* _Short exercise_: Your answer should be one number: how many lines of the data include the string "ratio"?

+++

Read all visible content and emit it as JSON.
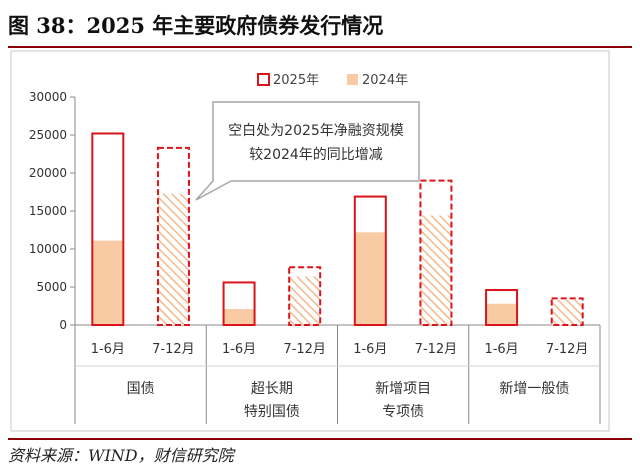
{
  "figure_title": "图 38：2025 年主要政府债券发行情况",
  "source_note": "资料来源：WIND，财信研究院",
  "chart_data": {
    "type": "bar",
    "legend": {
      "position": "top-center",
      "items": [
        "2025年",
        "2024年"
      ]
    },
    "series": [
      {
        "name": "2025年",
        "values": [
          25200,
          23300,
          5600,
          7600,
          16900,
          19000,
          4600,
          3500
        ],
        "color": "#d9141a",
        "style": "outline"
      },
      {
        "name": "2024年",
        "values": [
          11100,
          17300,
          2100,
          6400,
          12200,
          14400,
          2800,
          3300
        ],
        "color": "#f8cba5",
        "style": "fill"
      }
    ],
    "subcategories": [
      "1-6月",
      "7-12月",
      "1-6月",
      "7-12月",
      "1-6月",
      "7-12月",
      "1-6月",
      "7-12月"
    ],
    "groups": [
      {
        "label": [
          "国债"
        ]
      },
      {
        "label": [
          "超长期",
          "特别国债"
        ]
      },
      {
        "label": [
          "新增项目",
          "专项债"
        ]
      },
      {
        "label": [
          "新增一般债"
        ]
      }
    ],
    "projected_half": "7-12月",
    "y_ticks": [
      0,
      5000,
      10000,
      15000,
      20000,
      25000,
      30000
    ],
    "ylim": [
      0,
      30000
    ],
    "grid": false,
    "annotation": [
      "空白处为2025年净融资规模",
      "较2024年的同比增减"
    ]
  }
}
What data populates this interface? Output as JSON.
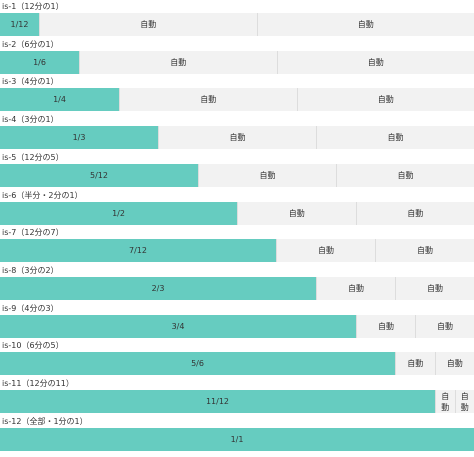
{
  "colors": {
    "fixed_cell": "#66ccc0",
    "auto_cell": "#f2f2f2",
    "border": "#dddddd",
    "text": "#333333"
  },
  "auto_label": "自動",
  "rows": [
    {
      "label": "is-1（12分の1）",
      "fraction": "1/12",
      "ratio": 0.0833
    },
    {
      "label": "is-2（6分の1）",
      "fraction": "1/6",
      "ratio": 0.1667
    },
    {
      "label": "is-3（4分の1）",
      "fraction": "1/4",
      "ratio": 0.25
    },
    {
      "label": "is-4（3分の1）",
      "fraction": "1/3",
      "ratio": 0.3333
    },
    {
      "label": "is-5（12分の5）",
      "fraction": "5/12",
      "ratio": 0.4167
    },
    {
      "label": "is-6（半分・2分の1）",
      "fraction": "1/2",
      "ratio": 0.5
    },
    {
      "label": "is-7（12分の7）",
      "fraction": "7/12",
      "ratio": 0.5833
    },
    {
      "label": "is-8（3分の2）",
      "fraction": "2/3",
      "ratio": 0.6667
    },
    {
      "label": "is-9（4分の3）",
      "fraction": "3/4",
      "ratio": 0.75
    },
    {
      "label": "is-10（6分の5）",
      "fraction": "5/6",
      "ratio": 0.8333
    },
    {
      "label": "is-11（12分の11）",
      "fraction": "11/12",
      "ratio": 0.9167
    },
    {
      "label": "is-12（全部・1分の1）",
      "fraction": "1/1",
      "ratio": 1.0
    }
  ]
}
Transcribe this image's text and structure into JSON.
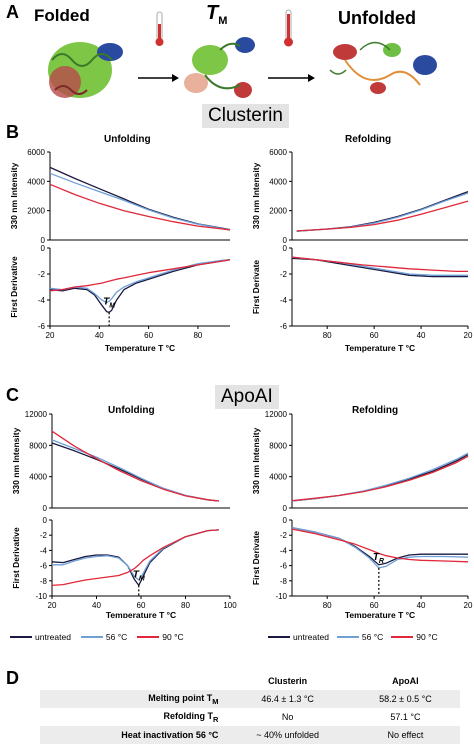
{
  "panel_labels": {
    "a": "A",
    "b": "B",
    "c": "C",
    "d": "D"
  },
  "top_banner": {
    "folded": "Folded",
    "tm": "T",
    "tm_sub": "M",
    "unfolded": "Unfolded"
  },
  "sections": {
    "clusterin": "Clusterin",
    "apoai": "ApoAI"
  },
  "colors": {
    "untreated": "#1a1a40",
    "c56": "#6fa0d8",
    "c90": "#e0283a"
  },
  "legend": {
    "untreated": "untreated",
    "c56": "56 °C",
    "c90": "90 °C"
  },
  "chart_data": [
    {
      "id": "clusterin-unfolding",
      "type": "line",
      "title": "Unfolding",
      "top": {
        "ylabel": "330 nm Intensity",
        "ylim": [
          0,
          6000
        ],
        "yticks": [
          "0",
          "2000",
          "4000",
          "6000"
        ],
        "x": [
          20,
          30,
          40,
          50,
          60,
          70,
          80,
          90,
          93
        ],
        "series": [
          {
            "key": "untreated",
            "values": [
              4950,
              4200,
              3500,
              2800,
              2100,
              1550,
              1100,
              800,
              700
            ]
          },
          {
            "key": "c56",
            "values": [
              4550,
              3900,
              3300,
              2700,
              2050,
              1500,
              1080,
              780,
              690
            ]
          },
          {
            "key": "c90",
            "values": [
              3800,
              3100,
              2500,
              2000,
              1600,
              1250,
              950,
              750,
              680
            ]
          }
        ]
      },
      "bottom": {
        "ylabel": "First Derivative",
        "ylim": [
          -6,
          0
        ],
        "yticks": [
          "0",
          "-2",
          "-4",
          "-6"
        ],
        "xlabel": "Temperature T °C",
        "xlim": [
          20,
          93
        ],
        "xticks": [
          "20",
          "40",
          "60",
          "80"
        ],
        "annotation": {
          "text": "T",
          "sub": "M",
          "x": 44
        },
        "x": [
          20,
          25,
          30,
          35,
          38,
          41,
          43,
          44,
          45,
          47,
          50,
          55,
          60,
          70,
          80,
          90,
          93
        ],
        "series": [
          {
            "key": "untreated",
            "values": [
              -3.2,
              -3.3,
              -3.1,
              -3.2,
              -3.6,
              -4.4,
              -4.9,
              -4.95,
              -4.8,
              -4.0,
              -3.2,
              -2.7,
              -2.4,
              -1.8,
              -1.3,
              -1.0,
              -0.9
            ]
          },
          {
            "key": "c56",
            "values": [
              -3.1,
              -3.2,
              -3.0,
              -3.1,
              -3.5,
              -4.0,
              -4.2,
              -4.1,
              -3.9,
              -3.4,
              -3.0,
              -2.6,
              -2.3,
              -1.7,
              -1.2,
              -0.95,
              -0.9
            ]
          },
          {
            "key": "c90",
            "values": [
              -3.3,
              -3.2,
              -3.0,
              -2.9,
              -2.8,
              -2.7,
              -2.6,
              -2.55,
              -2.5,
              -2.4,
              -2.3,
              -2.1,
              -1.9,
              -1.6,
              -1.3,
              -1.0,
              -0.9
            ]
          }
        ]
      }
    },
    {
      "id": "clusterin-refolding",
      "type": "line",
      "title": "Refolding",
      "top": {
        "ylabel": "330 nm Intensity",
        "ylim": [
          0,
          6000
        ],
        "yticks": [
          "0",
          "2000",
          "4000",
          "6000"
        ],
        "x": [
          93,
          80,
          70,
          60,
          50,
          40,
          30,
          20
        ],
        "series": [
          {
            "key": "untreated",
            "values": [
              600,
              750,
              900,
              1200,
              1600,
              2100,
              2700,
              3300
            ]
          },
          {
            "key": "c56",
            "values": [
              600,
              740,
              880,
              1150,
              1550,
              2050,
              2650,
              3200
            ]
          },
          {
            "key": "c90",
            "values": [
              620,
              740,
              860,
              1050,
              1350,
              1750,
              2200,
              2650
            ]
          }
        ]
      },
      "bottom": {
        "ylabel": "First Derivate",
        "ylim": [
          -6,
          0
        ],
        "yticks": [
          "0",
          "-2",
          "-4",
          "-6"
        ],
        "xlabel": "Temperature T °C",
        "xlim": [
          95,
          20
        ],
        "xticks": [
          "80",
          "60",
          "40",
          "20"
        ],
        "x": [
          95,
          85,
          75,
          65,
          55,
          45,
          35,
          25,
          20
        ],
        "series": [
          {
            "key": "untreated",
            "values": [
              -0.8,
              -0.9,
              -1.2,
              -1.5,
              -1.8,
              -2.1,
              -2.2,
              -2.2,
              -2.2
            ]
          },
          {
            "key": "c56",
            "values": [
              -0.7,
              -0.9,
              -1.1,
              -1.4,
              -1.7,
              -2.0,
              -2.1,
              -2.1,
              -2.1
            ]
          },
          {
            "key": "c90",
            "values": [
              -0.7,
              -0.9,
              -1.1,
              -1.3,
              -1.45,
              -1.6,
              -1.7,
              -1.8,
              -1.8
            ]
          }
        ]
      }
    },
    {
      "id": "apoai-unfolding",
      "type": "line",
      "title": "Unfolding",
      "top": {
        "ylabel": "330 nm Intensity",
        "ylim": [
          0,
          12000
        ],
        "yticks": [
          "0",
          "4000",
          "8000",
          "12000"
        ],
        "x": [
          20,
          30,
          40,
          50,
          60,
          70,
          80,
          90,
          95
        ],
        "series": [
          {
            "key": "untreated",
            "values": [
              8300,
              7300,
              6200,
              5000,
              3700,
              2500,
              1600,
              1050,
              900
            ]
          },
          {
            "key": "c56",
            "values": [
              8700,
              7600,
              6500,
              5200,
              3800,
              2500,
              1600,
              1050,
              900
            ]
          },
          {
            "key": "c90",
            "values": [
              9800,
              7900,
              6300,
              4800,
              3500,
              2400,
              1550,
              1050,
              900
            ]
          }
        ]
      },
      "bottom": {
        "ylabel": "First Derivative",
        "ylim": [
          -10,
          0
        ],
        "yticks": [
          "0",
          "-2",
          "-4",
          "-6",
          "-8",
          "-10"
        ],
        "xlabel": "Temperature T °C",
        "xlim": [
          20,
          100
        ],
        "xticks": [
          "20",
          "40",
          "60",
          "80",
          "100"
        ],
        "annotation": {
          "text": "T",
          "sub": "M",
          "x": 59
        },
        "x": [
          20,
          25,
          30,
          35,
          40,
          45,
          50,
          54,
          57,
          59,
          61,
          64,
          70,
          80,
          90,
          95
        ],
        "series": [
          {
            "key": "untreated",
            "values": [
              -5.5,
              -5.6,
              -5.2,
              -4.8,
              -4.6,
              -4.6,
              -4.9,
              -6.0,
              -7.8,
              -8.6,
              -7.4,
              -5.6,
              -3.8,
              -2.2,
              -1.4,
              -1.3
            ]
          },
          {
            "key": "c56",
            "values": [
              -5.9,
              -5.9,
              -5.4,
              -5.0,
              -4.8,
              -4.7,
              -5.0,
              -6.0,
              -7.4,
              -7.9,
              -7.0,
              -5.4,
              -3.7,
              -2.2,
              -1.4,
              -1.3
            ]
          },
          {
            "key": "c90",
            "values": [
              -8.6,
              -8.5,
              -8.2,
              -7.9,
              -7.7,
              -7.5,
              -7.3,
              -6.9,
              -6.4,
              -5.9,
              -5.3,
              -4.7,
              -3.6,
              -2.2,
              -1.4,
              -1.3
            ]
          }
        ]
      }
    },
    {
      "id": "apoai-refolding",
      "type": "line",
      "title": "Refolding",
      "top": {
        "ylabel": "330 nm Intensity",
        "ylim": [
          0,
          12000
        ],
        "yticks": [
          "0",
          "4000",
          "8000",
          "12000"
        ],
        "x": [
          95,
          85,
          75,
          65,
          55,
          45,
          35,
          25,
          20
        ],
        "series": [
          {
            "key": "untreated",
            "values": [
              900,
              1200,
              1600,
              2100,
              2800,
              3700,
              4700,
              6000,
              6800
            ]
          },
          {
            "key": "c56",
            "values": [
              900,
              1200,
              1600,
              2150,
              2900,
              3800,
              4900,
              6200,
              7000
            ]
          },
          {
            "key": "c90",
            "values": [
              950,
              1250,
              1600,
              2050,
              2700,
              3550,
              4550,
              5800,
              6600
            ]
          }
        ]
      },
      "bottom": {
        "ylabel": "First Derivate",
        "ylim": [
          -10,
          0
        ],
        "yticks": [
          "0",
          "-2",
          "-4",
          "-6",
          "-8",
          "-10"
        ],
        "xlabel": "Temperature T °C",
        "xlim": [
          95,
          20
        ],
        "xticks": [
          "80",
          "60",
          "40",
          "20"
        ],
        "annotation": {
          "text": "T",
          "sub": "R",
          "x": 58
        },
        "x": [
          95,
          85,
          75,
          68,
          62,
          58,
          55,
          50,
          45,
          40,
          30,
          20
        ],
        "series": [
          {
            "key": "untreated",
            "values": [
              -1.0,
              -1.6,
              -2.4,
              -3.5,
              -4.8,
              -5.9,
              -5.7,
              -5.0,
              -4.6,
              -4.5,
              -4.5,
              -4.5
            ]
          },
          {
            "key": "c56",
            "values": [
              -1.0,
              -1.6,
              -2.4,
              -3.6,
              -5.0,
              -6.3,
              -6.1,
              -5.2,
              -4.9,
              -4.8,
              -4.8,
              -4.9
            ]
          },
          {
            "key": "c90",
            "values": [
              -1.2,
              -1.8,
              -2.6,
              -3.2,
              -3.9,
              -4.4,
              -4.7,
              -5.0,
              -5.2,
              -5.3,
              -5.4,
              -5.5
            ]
          }
        ]
      }
    }
  ],
  "table": {
    "headers": [
      "",
      "Clusterin",
      "ApoAI"
    ],
    "rows": [
      {
        "label": "Melting point T",
        "label_sub": "M",
        "clusterin": "46.4 ± 1.3 °C",
        "apoai": "58.2 ± 0.5  °C"
      },
      {
        "label": "Refolding T",
        "label_sub": "R",
        "clusterin": "No",
        "apoai": "57.1 °C"
      },
      {
        "label": "Heat inactivation 56 °C",
        "label_sub": "",
        "clusterin": "~ 40% unfolded",
        "apoai": "No effect"
      }
    ]
  }
}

+++

* _Output below_: 12